> [Records]
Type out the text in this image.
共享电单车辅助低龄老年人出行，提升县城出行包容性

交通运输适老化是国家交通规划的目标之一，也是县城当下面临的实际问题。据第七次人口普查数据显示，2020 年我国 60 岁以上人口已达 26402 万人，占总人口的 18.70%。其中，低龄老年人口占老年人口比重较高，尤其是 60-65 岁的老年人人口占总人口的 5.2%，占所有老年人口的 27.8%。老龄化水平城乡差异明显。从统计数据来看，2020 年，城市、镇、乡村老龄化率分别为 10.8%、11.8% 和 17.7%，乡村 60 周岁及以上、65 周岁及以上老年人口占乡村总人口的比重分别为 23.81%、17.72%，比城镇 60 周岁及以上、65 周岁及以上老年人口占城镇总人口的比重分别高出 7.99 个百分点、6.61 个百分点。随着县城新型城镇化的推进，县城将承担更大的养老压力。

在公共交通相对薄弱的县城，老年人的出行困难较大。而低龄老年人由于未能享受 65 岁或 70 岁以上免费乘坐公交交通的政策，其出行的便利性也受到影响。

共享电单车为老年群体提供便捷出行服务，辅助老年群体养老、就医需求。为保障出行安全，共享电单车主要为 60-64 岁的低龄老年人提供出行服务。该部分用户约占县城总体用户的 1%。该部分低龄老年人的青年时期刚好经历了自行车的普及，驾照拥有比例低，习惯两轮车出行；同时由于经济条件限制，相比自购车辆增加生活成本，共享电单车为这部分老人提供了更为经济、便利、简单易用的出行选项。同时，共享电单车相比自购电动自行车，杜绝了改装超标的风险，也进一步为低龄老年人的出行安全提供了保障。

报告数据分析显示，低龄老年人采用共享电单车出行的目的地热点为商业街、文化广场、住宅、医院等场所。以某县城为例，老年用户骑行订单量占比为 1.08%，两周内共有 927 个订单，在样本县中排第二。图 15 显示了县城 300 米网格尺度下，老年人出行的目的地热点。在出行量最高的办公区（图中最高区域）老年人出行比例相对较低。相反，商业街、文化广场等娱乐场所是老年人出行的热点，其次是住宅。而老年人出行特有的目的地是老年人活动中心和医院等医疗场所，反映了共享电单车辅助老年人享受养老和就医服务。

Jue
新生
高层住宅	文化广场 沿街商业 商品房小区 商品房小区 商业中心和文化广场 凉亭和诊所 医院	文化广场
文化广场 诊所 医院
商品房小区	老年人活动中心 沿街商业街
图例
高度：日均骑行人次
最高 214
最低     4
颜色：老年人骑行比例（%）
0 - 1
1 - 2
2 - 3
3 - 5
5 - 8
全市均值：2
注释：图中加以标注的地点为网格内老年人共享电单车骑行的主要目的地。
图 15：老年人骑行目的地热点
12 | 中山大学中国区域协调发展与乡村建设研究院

--

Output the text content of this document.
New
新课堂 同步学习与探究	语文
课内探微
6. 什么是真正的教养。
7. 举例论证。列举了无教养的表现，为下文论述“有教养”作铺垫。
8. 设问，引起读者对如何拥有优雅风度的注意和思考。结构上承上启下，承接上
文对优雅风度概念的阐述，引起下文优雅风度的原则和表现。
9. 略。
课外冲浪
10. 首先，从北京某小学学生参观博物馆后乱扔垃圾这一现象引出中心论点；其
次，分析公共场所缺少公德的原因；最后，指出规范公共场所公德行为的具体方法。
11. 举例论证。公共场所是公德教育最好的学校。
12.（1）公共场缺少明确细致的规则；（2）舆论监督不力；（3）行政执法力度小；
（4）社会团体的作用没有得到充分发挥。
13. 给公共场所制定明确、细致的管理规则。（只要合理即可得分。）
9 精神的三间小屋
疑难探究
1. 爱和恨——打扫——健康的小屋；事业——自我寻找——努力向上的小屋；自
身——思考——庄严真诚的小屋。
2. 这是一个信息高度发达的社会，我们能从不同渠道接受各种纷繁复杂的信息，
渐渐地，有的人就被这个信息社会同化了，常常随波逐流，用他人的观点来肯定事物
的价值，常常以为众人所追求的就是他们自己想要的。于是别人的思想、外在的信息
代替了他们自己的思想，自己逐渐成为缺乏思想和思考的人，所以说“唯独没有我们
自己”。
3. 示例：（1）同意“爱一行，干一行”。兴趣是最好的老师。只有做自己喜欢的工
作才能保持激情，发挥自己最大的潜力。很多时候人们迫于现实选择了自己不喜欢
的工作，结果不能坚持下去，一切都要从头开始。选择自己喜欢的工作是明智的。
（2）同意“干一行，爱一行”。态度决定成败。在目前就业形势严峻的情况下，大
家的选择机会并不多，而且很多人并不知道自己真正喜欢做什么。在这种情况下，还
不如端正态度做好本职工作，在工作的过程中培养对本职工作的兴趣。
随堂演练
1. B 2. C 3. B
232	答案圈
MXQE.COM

> [Your objective] Gather from the records above every line containing the string "this".

> [Task result]
Type out the text in this image.
Output the text content of this document.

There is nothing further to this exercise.